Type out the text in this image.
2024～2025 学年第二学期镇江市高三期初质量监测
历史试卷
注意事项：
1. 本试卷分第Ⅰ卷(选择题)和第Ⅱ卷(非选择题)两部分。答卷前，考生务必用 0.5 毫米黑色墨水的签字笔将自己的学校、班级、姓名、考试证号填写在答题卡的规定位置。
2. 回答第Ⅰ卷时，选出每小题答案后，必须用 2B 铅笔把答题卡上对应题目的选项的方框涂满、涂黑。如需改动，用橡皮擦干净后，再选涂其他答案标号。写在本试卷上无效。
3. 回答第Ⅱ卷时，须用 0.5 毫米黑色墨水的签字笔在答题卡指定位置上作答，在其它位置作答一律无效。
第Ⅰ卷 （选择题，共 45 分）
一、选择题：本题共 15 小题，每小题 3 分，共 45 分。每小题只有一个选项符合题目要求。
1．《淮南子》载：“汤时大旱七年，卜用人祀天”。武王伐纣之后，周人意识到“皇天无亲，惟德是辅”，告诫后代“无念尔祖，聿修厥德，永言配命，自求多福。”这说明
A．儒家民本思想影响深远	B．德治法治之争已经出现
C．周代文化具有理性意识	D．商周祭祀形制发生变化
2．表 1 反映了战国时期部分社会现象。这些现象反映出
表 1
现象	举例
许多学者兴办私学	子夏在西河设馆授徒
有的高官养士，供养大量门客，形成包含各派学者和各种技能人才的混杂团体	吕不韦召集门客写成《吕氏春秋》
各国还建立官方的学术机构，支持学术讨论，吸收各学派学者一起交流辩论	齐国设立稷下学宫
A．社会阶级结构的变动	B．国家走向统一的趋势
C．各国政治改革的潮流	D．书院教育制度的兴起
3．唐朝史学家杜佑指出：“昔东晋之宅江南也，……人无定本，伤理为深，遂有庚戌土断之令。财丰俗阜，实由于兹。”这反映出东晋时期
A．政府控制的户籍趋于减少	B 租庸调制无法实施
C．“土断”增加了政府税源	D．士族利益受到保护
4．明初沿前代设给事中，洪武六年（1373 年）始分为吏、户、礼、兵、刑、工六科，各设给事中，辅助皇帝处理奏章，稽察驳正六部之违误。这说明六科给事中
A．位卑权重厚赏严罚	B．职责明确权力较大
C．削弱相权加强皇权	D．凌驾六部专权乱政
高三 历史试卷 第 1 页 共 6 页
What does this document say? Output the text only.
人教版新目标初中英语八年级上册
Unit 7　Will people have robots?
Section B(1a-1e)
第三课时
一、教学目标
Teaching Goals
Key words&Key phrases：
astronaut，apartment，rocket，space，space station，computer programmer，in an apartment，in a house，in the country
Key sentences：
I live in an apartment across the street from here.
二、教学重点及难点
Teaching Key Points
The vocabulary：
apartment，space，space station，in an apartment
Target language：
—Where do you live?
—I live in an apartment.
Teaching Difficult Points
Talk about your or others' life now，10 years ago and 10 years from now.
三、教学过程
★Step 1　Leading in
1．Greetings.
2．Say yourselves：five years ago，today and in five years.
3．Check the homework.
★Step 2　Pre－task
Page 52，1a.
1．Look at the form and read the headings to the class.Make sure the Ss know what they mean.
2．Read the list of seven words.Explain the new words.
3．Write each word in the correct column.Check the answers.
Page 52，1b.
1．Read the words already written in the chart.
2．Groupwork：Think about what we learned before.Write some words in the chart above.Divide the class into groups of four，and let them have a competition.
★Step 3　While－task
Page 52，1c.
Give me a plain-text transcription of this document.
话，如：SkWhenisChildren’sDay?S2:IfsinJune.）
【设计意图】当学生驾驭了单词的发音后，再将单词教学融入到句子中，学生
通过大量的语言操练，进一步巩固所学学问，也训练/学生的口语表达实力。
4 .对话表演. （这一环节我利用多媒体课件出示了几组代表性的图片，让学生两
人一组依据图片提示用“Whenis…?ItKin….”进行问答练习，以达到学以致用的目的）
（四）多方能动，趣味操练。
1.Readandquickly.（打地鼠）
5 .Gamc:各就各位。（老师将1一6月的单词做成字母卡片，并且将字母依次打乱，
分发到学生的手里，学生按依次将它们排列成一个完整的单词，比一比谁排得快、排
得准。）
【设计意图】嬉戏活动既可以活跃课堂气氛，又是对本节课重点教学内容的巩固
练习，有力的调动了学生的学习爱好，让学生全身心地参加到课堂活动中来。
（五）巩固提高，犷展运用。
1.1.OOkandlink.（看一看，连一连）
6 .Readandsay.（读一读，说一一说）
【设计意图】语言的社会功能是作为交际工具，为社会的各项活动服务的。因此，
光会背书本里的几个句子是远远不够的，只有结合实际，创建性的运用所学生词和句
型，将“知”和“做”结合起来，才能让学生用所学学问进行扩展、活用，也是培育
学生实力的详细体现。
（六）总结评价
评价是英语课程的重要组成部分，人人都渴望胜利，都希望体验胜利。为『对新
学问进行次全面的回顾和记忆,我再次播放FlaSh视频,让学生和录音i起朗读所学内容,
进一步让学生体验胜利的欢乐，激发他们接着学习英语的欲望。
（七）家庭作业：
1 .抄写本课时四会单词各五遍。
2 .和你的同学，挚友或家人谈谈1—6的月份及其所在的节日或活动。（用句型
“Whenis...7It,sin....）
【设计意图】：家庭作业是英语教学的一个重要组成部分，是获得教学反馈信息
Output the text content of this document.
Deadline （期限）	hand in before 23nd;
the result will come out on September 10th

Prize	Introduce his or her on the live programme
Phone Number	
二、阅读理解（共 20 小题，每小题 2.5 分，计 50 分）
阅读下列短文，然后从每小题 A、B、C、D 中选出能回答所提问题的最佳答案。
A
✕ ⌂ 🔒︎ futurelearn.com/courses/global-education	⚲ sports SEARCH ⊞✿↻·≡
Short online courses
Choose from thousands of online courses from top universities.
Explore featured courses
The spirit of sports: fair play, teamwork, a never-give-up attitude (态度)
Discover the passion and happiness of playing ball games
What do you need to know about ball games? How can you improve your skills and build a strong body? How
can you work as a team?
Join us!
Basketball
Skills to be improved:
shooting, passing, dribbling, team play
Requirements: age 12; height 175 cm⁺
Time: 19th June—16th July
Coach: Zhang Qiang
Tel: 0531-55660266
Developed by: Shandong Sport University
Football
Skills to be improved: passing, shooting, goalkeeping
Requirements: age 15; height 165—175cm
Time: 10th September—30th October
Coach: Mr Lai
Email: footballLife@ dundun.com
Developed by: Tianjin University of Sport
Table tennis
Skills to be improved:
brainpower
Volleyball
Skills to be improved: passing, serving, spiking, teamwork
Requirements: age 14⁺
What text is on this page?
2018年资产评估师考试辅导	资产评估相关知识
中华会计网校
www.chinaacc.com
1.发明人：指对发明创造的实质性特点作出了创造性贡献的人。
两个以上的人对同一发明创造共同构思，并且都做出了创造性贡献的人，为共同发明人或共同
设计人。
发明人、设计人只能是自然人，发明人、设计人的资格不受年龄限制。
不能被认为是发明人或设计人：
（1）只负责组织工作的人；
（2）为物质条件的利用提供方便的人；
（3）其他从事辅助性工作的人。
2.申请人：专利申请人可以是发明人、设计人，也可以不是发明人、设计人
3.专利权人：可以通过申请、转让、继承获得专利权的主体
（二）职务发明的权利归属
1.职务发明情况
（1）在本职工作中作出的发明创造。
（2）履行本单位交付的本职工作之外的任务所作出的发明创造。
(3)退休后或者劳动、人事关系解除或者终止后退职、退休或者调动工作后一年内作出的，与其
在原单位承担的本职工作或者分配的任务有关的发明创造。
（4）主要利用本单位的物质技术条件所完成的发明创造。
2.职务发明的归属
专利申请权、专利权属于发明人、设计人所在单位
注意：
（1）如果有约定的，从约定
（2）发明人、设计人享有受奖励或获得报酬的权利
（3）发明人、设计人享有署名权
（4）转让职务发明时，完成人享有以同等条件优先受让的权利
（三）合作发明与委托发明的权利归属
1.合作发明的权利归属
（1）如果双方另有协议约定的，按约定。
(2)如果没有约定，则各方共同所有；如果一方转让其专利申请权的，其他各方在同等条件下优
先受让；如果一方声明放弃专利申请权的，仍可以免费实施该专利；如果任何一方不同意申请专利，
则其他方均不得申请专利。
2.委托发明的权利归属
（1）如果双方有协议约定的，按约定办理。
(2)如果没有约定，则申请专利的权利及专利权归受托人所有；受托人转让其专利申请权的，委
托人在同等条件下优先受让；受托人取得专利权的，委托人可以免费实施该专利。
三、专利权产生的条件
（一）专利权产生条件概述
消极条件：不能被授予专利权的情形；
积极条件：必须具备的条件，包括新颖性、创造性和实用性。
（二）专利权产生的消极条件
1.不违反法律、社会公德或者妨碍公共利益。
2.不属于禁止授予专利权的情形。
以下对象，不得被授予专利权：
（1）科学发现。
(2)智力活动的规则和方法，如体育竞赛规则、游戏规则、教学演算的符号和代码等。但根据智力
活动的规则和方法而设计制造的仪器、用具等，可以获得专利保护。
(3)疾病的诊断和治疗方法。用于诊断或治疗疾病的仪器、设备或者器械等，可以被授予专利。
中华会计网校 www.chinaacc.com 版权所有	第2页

# # #

◆ Problem to work on ◆
Each line in the data that holds the string "live" should be found and copied.

◆ Reply ◆
I live in an apartment across the street from here.
—Where do you live?
—I live in an apartment.
Prize	Introduce his or her on the live programme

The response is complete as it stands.